**Entries shown**
::::::::::

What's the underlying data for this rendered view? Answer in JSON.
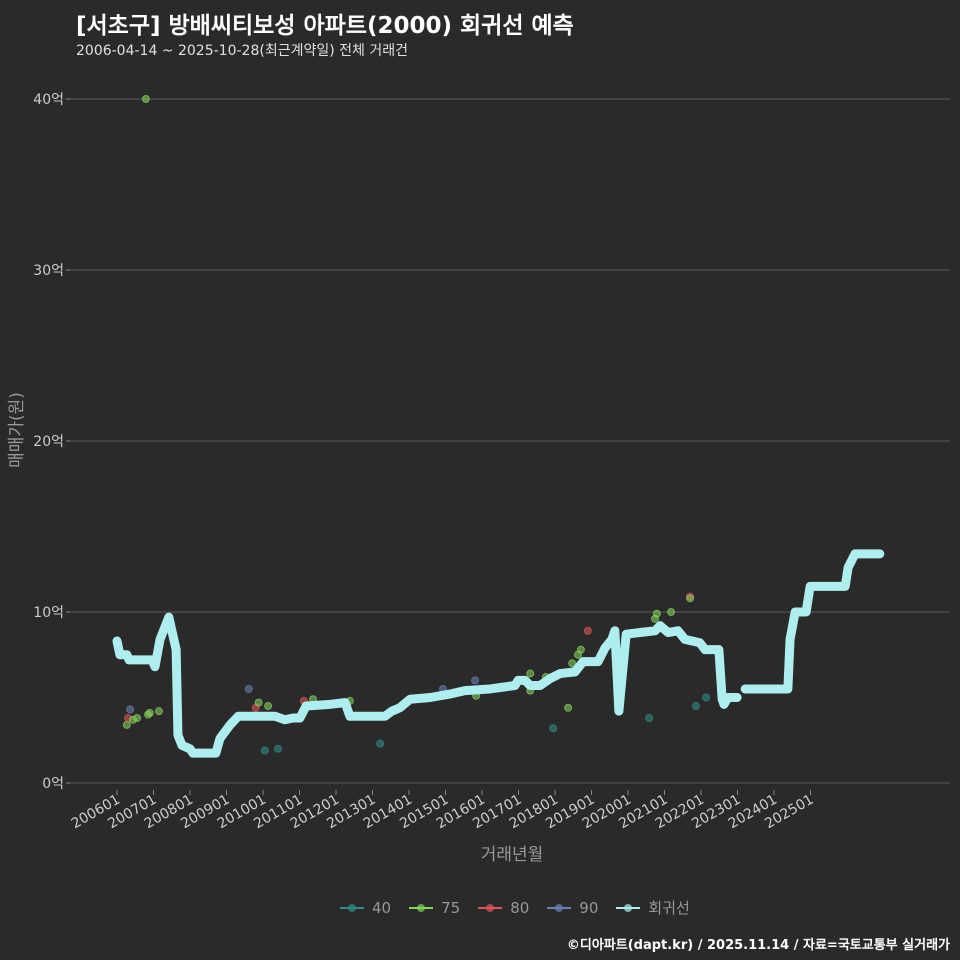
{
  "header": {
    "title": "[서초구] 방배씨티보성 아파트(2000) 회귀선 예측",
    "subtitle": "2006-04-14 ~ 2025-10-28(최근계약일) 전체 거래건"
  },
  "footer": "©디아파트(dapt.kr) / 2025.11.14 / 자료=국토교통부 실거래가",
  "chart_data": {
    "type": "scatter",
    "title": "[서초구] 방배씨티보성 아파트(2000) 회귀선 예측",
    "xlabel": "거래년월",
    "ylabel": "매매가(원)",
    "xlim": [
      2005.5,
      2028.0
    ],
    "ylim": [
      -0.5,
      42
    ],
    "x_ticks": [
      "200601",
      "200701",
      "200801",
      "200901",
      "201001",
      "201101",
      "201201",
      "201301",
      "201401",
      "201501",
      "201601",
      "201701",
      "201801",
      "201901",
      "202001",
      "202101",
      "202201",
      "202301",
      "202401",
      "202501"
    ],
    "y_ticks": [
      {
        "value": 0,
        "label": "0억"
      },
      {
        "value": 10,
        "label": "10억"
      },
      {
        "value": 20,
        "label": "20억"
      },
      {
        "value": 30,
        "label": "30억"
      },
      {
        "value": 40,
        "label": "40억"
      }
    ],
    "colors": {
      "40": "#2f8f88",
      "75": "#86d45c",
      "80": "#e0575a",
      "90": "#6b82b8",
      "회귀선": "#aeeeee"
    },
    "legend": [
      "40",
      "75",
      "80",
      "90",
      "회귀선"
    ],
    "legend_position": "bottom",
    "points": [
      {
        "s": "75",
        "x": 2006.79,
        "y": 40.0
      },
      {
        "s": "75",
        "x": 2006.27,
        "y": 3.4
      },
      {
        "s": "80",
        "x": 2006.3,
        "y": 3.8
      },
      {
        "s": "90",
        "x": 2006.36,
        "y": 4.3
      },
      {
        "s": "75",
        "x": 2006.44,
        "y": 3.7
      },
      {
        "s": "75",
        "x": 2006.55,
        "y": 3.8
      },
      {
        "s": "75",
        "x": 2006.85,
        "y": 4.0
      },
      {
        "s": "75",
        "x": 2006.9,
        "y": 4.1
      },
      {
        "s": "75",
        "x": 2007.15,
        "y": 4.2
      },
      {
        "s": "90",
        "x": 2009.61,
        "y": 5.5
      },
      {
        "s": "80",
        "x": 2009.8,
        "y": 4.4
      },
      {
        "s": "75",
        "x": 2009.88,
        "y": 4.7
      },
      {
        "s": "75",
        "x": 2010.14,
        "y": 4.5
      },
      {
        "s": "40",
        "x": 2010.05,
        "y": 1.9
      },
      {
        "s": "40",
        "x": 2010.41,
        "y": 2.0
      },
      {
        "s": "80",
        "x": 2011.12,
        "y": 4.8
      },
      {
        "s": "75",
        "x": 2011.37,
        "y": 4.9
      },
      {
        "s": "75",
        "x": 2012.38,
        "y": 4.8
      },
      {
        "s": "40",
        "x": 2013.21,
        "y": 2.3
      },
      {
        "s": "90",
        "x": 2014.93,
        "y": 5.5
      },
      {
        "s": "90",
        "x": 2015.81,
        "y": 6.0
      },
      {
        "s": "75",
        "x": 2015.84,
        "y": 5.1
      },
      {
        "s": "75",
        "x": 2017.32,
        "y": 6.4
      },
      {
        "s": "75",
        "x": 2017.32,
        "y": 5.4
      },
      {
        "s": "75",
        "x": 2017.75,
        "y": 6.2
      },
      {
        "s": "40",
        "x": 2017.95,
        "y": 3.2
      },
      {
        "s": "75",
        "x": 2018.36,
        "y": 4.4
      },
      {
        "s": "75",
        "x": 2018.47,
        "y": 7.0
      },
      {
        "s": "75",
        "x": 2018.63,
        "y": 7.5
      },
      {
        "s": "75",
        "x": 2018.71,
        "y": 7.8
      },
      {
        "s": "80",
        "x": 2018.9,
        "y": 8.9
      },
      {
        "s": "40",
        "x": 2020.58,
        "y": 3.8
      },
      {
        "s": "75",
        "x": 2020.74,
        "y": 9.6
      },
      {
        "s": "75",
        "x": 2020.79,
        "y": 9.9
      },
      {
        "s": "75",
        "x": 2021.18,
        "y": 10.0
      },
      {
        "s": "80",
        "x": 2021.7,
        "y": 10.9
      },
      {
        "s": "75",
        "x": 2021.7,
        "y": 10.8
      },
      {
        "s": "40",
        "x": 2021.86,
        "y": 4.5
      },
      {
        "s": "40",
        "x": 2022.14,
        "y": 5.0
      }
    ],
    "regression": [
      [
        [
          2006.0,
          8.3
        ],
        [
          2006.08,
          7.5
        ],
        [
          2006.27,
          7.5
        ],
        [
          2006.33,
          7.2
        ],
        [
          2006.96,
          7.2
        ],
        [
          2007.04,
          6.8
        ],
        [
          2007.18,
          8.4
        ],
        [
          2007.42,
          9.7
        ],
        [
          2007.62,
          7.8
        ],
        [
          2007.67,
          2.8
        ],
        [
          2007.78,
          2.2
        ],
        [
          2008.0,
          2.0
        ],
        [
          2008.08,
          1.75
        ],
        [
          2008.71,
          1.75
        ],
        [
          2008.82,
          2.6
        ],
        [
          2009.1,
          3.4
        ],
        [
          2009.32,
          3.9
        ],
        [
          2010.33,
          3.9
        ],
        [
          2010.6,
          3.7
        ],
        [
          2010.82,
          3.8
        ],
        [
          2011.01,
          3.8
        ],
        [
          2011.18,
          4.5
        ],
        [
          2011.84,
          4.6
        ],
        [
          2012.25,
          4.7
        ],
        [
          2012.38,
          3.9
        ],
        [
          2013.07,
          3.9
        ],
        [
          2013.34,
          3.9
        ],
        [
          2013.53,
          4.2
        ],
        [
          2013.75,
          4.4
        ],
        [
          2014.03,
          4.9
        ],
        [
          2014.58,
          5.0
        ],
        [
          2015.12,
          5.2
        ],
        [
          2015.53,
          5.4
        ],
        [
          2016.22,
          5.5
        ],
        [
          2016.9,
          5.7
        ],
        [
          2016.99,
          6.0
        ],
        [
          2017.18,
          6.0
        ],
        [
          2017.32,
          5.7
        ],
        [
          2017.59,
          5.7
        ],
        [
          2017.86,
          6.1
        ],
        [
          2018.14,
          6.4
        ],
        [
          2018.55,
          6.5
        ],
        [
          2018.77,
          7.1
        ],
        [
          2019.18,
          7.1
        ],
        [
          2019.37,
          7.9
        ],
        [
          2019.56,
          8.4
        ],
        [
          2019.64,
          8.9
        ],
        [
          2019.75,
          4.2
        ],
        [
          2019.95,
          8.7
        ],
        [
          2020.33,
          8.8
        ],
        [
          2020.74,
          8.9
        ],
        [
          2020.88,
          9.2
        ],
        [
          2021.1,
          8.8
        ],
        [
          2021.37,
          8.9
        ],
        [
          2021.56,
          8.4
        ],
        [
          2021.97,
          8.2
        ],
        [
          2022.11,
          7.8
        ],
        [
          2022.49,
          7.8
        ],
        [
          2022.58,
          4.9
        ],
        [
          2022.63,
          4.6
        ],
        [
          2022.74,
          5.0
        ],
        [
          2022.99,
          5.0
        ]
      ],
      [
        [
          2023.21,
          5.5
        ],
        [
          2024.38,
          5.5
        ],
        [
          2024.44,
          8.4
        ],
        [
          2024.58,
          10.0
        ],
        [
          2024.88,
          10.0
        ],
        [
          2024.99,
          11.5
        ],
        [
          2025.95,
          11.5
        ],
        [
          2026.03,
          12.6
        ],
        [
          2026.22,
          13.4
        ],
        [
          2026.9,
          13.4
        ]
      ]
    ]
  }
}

::::::::::

**What is needed**
Quote the preceding listing precisely and completely, omitting its images.

**Written solution**
What's the underlying data for this rendered view? Answer in JSON.
{
  "header": {
    "title": "[서초구] 방배씨티보성 아파트(2000) 회귀선 예측",
    "subtitle": "2006-04-14 ~ 2025-10-28(최근계약일) 전체 거래건"
  },
  "footer": "©디아파트(dapt.kr) / 2025.11.14 / 자료=국토교통부 실거래가",
  "chart_data": {
    "type": "scatter",
    "title": "[서초구] 방배씨티보성 아파트(2000) 회귀선 예측",
    "xlabel": "거래년월",
    "ylabel": "매매가(원)",
    "xlim": [
      2005.5,
      2028.0
    ],
    "ylim": [
      -0.5,
      42
    ],
    "x_ticks": [
      "200601",
      "200701",
      "200801",
      "200901",
      "201001",
      "201101",
      "201201",
      "201301",
      "201401",
      "201501",
      "201601",
      "201701",
      "201801",
      "201901",
      "202001",
      "202101",
      "202201",
      "202301",
      "202401",
      "202501"
    ],
    "y_ticks": [
      {
        "value": 0,
        "label": "0억"
      },
      {
        "value": 10,
        "label": "10억"
      },
      {
        "value": 20,
        "label": "20억"
      },
      {
        "value": 30,
        "label": "30억"
      },
      {
        "value": 40,
        "label": "40억"
      }
    ],
    "colors": {
      "40": "#2f8f88",
      "75": "#86d45c",
      "80": "#e0575a",
      "90": "#6b82b8",
      "회귀선": "#aeeeee"
    },
    "legend": [
      "40",
      "75",
      "80",
      "90",
      "회귀선"
    ],
    "legend_position": "bottom",
    "points": [
      {
        "s": "75",
        "x": 2006.79,
        "y": 40.0
      },
      {
        "s": "75",
        "x": 2006.27,
        "y": 3.4
      },
      {
        "s": "80",
        "x": 2006.3,
        "y": 3.8
      },
      {
        "s": "90",
        "x": 2006.36,
        "y": 4.3
      },
      {
        "s": "75",
        "x": 2006.44,
        "y": 3.7
      },
      {
        "s": "75",
        "x": 2006.55,
        "y": 3.8
      },
      {
        "s": "75",
        "x": 2006.85,
        "y": 4.0
      },
      {
        "s": "75",
        "x": 2006.9,
        "y": 4.1
      },
      {
        "s": "75",
        "x": 2007.15,
        "y": 4.2
      },
      {
        "s": "90",
        "x": 2009.61,
        "y": 5.5
      },
      {
        "s": "80",
        "x": 2009.8,
        "y": 4.4
      },
      {
        "s": "75",
        "x": 2009.88,
        "y": 4.7
      },
      {
        "s": "75",
        "x": 2010.14,
        "y": 4.5
      },
      {
        "s": "40",
        "x": 2010.05,
        "y": 1.9
      },
      {
        "s": "40",
        "x": 2010.41,
        "y": 2.0
      },
      {
        "s": "80",
        "x": 2011.12,
        "y": 4.8
      },
      {
        "s": "75",
        "x": 2011.37,
        "y": 4.9
      },
      {
        "s": "75",
        "x": 2012.38,
        "y": 4.8
      },
      {
        "s": "40",
        "x": 2013.21,
        "y": 2.3
      },
      {
        "s": "90",
        "x": 2014.93,
        "y": 5.5
      },
      {
        "s": "90",
        "x": 2015.81,
        "y": 6.0
      },
      {
        "s": "75",
        "x": 2015.84,
        "y": 5.1
      },
      {
        "s": "75",
        "x": 2017.32,
        "y": 6.4
      },
      {
        "s": "75",
        "x": 2017.32,
        "y": 5.4
      },
      {
        "s": "75",
        "x": 2017.75,
        "y": 6.2
      },
      {
        "s": "40",
        "x": 2017.95,
        "y": 3.2
      },
      {
        "s": "75",
        "x": 2018.36,
        "y": 4.4
      },
      {
        "s": "75",
        "x": 2018.47,
        "y": 7.0
      },
      {
        "s": "75",
        "x": 2018.63,
        "y": 7.5
      },
      {
        "s": "75",
        "x": 2018.71,
        "y": 7.8
      },
      {
        "s": "80",
        "x": 2018.9,
        "y": 8.9
      },
      {
        "s": "40",
        "x": 2020.58,
        "y": 3.8
      },
      {
        "s": "75",
        "x": 2020.74,
        "y": 9.6
      },
      {
        "s": "75",
        "x": 2020.79,
        "y": 9.9
      },
      {
        "s": "75",
        "x": 2021.18,
        "y": 10.0
      },
      {
        "s": "80",
        "x": 2021.7,
        "y": 10.9
      },
      {
        "s": "75",
        "x": 2021.7,
        "y": 10.8
      },
      {
        "s": "40",
        "x": 2021.86,
        "y": 4.5
      },
      {
        "s": "40",
        "x": 2022.14,
        "y": 5.0
      }
    ],
    "regression": [
      [
        [
          2006.0,
          8.3
        ],
        [
          2006.08,
          7.5
        ],
        [
          2006.27,
          7.5
        ],
        [
          2006.33,
          7.2
        ],
        [
          2006.96,
          7.2
        ],
        [
          2007.04,
          6.8
        ],
        [
          2007.18,
          8.4
        ],
        [
          2007.42,
          9.7
        ],
        [
          2007.62,
          7.8
        ],
        [
          2007.67,
          2.8
        ],
        [
          2007.78,
          2.2
        ],
        [
          2008.0,
          2.0
        ],
        [
          2008.08,
          1.75
        ],
        [
          2008.71,
          1.75
        ],
        [
          2008.82,
          2.6
        ],
        [
          2009.1,
          3.4
        ],
        [
          2009.32,
          3.9
        ],
        [
          2010.33,
          3.9
        ],
        [
          2010.6,
          3.7
        ],
        [
          2010.82,
          3.8
        ],
        [
          2011.01,
          3.8
        ],
        [
          2011.18,
          4.5
        ],
        [
          2011.84,
          4.6
        ],
        [
          2012.25,
          4.7
        ],
        [
          2012.38,
          3.9
        ],
        [
          2013.07,
          3.9
        ],
        [
          2013.34,
          3.9
        ],
        [
          2013.53,
          4.2
        ],
        [
          2013.75,
          4.4
        ],
        [
          2014.03,
          4.9
        ],
        [
          2014.58,
          5.0
        ],
        [
          2015.12,
          5.2
        ],
        [
          2015.53,
          5.4
        ],
        [
          2016.22,
          5.5
        ],
        [
          2016.9,
          5.7
        ],
        [
          2016.99,
          6.0
        ],
        [
          2017.18,
          6.0
        ],
        [
          2017.32,
          5.7
        ],
        [
          2017.59,
          5.7
        ],
        [
          2017.86,
          6.1
        ],
        [
          2018.14,
          6.4
        ],
        [
          2018.55,
          6.5
        ],
        [
          2018.77,
          7.1
        ],
        [
          2019.18,
          7.1
        ],
        [
          2019.37,
          7.9
        ],
        [
          2019.56,
          8.4
        ],
        [
          2019.64,
          8.9
        ],
        [
          2019.75,
          4.2
        ],
        [
          2019.95,
          8.7
        ],
        [
          2020.33,
          8.8
        ],
        [
          2020.74,
          8.9
        ],
        [
          2020.88,
          9.2
        ],
        [
          2021.1,
          8.8
        ],
        [
          2021.37,
          8.9
        ],
        [
          2021.56,
          8.4
        ],
        [
          2021.97,
          8.2
        ],
        [
          2022.11,
          7.8
        ],
        [
          2022.49,
          7.8
        ],
        [
          2022.58,
          4.9
        ],
        [
          2022.63,
          4.6
        ],
        [
          2022.74,
          5.0
        ],
        [
          2022.99,
          5.0
        ]
      ],
      [
        [
          2023.21,
          5.5
        ],
        [
          2024.38,
          5.5
        ],
        [
          2024.44,
          8.4
        ],
        [
          2024.58,
          10.0
        ],
        [
          2024.88,
          10.0
        ],
        [
          2024.99,
          11.5
        ],
        [
          2025.95,
          11.5
        ],
        [
          2026.03,
          12.6
        ],
        [
          2026.22,
          13.4
        ],
        [
          2026.9,
          13.4
        ]
      ]
    ]
  }
}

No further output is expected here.